▸ What you need to do:
(a) According to the passage on Nicholas Kalliakis, in which city did he become professor of belles-lettres and rhetoric in 1667?
(b) Return the passage on Nicholas Kalliakis from "Nicholas Kalliakis (Νικόλαος" to "Padua in 1667.", copied word for word.
(c) Write the next part of the passage on Nicholas Kalliakis, picking up after its last sentence.

--- Document section ---

Nicholas Kalliakis (Νικόλαος Καλλιάκης, Nikolaos Kalliakis; Nicolaus Calliachius; Niccolò Calliachi; c. 1645 - 8 May 1707) was a Cretan Greek scholar and philosopher who flourished in Italy in the 17th century. He was appointed doctor of philosophy and theology in Rome, university professor of Greek and Latin and Aristotelian philosophy at Venice in 1666 and professor of belles-lettres and rhetoric at Padua in 1667.

--- Data shown ---

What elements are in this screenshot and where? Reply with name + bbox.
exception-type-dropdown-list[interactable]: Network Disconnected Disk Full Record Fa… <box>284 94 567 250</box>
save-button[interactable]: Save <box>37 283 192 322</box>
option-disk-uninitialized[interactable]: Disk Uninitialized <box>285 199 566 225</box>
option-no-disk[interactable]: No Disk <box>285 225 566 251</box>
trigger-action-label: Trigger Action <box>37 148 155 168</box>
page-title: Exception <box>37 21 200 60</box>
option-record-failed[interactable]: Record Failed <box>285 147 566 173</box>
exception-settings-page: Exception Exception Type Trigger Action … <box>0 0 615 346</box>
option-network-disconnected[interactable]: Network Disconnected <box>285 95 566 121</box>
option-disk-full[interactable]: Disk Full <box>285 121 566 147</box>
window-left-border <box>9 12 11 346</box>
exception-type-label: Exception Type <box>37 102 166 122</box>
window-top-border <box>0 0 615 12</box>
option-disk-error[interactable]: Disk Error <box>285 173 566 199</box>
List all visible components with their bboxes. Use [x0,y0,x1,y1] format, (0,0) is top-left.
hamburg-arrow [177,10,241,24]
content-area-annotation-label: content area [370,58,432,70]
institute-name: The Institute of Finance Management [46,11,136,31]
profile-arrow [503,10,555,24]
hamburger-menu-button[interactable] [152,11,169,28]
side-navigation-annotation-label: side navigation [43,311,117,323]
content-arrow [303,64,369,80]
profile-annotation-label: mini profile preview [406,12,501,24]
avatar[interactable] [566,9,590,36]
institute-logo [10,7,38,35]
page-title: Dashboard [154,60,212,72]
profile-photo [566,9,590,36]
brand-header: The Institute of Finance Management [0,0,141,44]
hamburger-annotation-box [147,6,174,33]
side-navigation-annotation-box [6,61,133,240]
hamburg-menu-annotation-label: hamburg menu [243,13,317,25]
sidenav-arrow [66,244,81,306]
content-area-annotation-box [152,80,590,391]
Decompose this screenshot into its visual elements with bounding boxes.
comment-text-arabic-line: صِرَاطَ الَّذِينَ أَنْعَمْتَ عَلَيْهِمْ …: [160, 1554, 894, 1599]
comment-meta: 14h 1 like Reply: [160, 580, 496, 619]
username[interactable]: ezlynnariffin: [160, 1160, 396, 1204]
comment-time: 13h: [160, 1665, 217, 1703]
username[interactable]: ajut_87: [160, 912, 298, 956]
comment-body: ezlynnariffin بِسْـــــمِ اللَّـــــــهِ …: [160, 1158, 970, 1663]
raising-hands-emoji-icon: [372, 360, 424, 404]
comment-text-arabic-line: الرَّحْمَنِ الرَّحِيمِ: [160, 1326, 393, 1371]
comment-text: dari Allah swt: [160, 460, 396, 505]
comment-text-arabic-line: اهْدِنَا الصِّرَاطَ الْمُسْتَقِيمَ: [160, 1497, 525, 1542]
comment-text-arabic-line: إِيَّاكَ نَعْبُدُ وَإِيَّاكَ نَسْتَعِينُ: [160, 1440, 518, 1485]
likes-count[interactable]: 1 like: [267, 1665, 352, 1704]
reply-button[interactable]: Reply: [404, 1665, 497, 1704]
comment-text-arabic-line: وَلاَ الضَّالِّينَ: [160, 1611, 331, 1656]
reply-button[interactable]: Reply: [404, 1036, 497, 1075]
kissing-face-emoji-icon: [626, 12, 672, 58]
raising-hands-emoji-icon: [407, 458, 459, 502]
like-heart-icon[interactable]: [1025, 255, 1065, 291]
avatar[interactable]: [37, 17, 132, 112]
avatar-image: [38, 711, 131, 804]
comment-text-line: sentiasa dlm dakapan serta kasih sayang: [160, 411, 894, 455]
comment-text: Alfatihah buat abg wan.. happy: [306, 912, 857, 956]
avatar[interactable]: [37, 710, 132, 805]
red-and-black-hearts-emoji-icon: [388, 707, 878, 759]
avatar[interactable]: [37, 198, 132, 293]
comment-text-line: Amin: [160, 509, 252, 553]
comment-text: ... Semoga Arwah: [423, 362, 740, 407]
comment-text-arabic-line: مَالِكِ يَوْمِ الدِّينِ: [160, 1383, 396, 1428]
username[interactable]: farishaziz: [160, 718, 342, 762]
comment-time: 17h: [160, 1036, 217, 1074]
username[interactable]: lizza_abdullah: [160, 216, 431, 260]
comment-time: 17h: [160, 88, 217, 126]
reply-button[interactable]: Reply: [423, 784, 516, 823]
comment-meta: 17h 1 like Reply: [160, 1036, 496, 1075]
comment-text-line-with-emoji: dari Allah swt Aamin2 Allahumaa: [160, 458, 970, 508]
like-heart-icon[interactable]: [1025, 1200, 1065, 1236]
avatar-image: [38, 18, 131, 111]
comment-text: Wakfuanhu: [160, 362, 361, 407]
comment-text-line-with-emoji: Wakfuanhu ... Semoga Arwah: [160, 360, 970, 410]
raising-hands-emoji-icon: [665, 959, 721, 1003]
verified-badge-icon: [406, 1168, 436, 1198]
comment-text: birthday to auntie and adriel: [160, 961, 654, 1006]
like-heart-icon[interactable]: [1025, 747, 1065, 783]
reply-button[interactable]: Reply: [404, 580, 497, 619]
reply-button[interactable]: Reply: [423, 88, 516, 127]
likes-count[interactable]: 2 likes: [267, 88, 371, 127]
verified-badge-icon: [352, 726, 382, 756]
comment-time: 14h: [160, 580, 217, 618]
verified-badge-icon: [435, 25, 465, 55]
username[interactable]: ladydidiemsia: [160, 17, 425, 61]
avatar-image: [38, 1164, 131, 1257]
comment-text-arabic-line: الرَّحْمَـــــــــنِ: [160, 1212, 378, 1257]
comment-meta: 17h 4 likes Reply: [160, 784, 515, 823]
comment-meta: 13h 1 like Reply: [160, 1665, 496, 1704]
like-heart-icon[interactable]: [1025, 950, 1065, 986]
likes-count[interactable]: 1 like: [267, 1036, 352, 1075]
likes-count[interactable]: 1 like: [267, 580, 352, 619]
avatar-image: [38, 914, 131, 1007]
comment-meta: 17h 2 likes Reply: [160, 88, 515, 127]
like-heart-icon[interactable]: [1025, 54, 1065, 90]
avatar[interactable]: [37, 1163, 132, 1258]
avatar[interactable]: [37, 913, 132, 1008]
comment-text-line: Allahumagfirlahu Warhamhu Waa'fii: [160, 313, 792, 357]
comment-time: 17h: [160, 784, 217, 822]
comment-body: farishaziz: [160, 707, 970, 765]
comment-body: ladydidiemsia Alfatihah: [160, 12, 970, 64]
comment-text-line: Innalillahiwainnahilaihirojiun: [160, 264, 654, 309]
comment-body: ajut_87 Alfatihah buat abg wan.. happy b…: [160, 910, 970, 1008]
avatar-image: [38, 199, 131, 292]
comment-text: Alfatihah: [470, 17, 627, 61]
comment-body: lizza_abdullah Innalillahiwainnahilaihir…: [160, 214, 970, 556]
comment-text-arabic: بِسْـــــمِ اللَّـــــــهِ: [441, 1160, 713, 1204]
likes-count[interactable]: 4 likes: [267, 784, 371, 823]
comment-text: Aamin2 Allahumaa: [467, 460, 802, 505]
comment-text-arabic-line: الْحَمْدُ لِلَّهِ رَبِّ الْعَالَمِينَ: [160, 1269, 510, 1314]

---

▸ Task answers:
(a) Padua

(b)
Nicholas Kalliakis (Νικόλαος Καλλιάκης, Nikolaos Kalliakis; Nicolaus Calliachius; Niccolò Calliachi; c. 1645 - 8 May 1707) was a Cretan Greek scholar and philosopher who flourished in Italy in the 17th century. He was appointed doctor of philosophy and theology in Rome, university professor of Greek and Latin and Aristotelian philosophy at Venice in 1666 and professor of belles-lettres and rhetoric at Padua in 1667.

(c)
== Biography ==
Nicholas Kalliakis was born of Greek ancestry in Candia, Crete which was under control of Venice (present-day Greece) in 1645. He migrated to Rome where he stayed for ten years, becoming one of the outstanding teachers of Greek and Latin, he was ultimately made doctor of philosophy and theology. He moved to Venice in 1666 where he was appointed professor of Aristotelian philosophy and of the Greek and Latin languages. He was appointed Director of the Greek college (the Collegio Flangini) in Venice from 1665 to 1676. In 1677 Nicholas Kalliakis was invited to Padua and took the chair of professor of the belles-lettres and of philosophy and rhetoric. He wrote treatises on the antiquities of Greece and Rome and studied the dance in classical antiquity, his principal work is the De ludis scenicis mimorum et pantomimorum syntagma. He remained in Padua until 1707 where he died.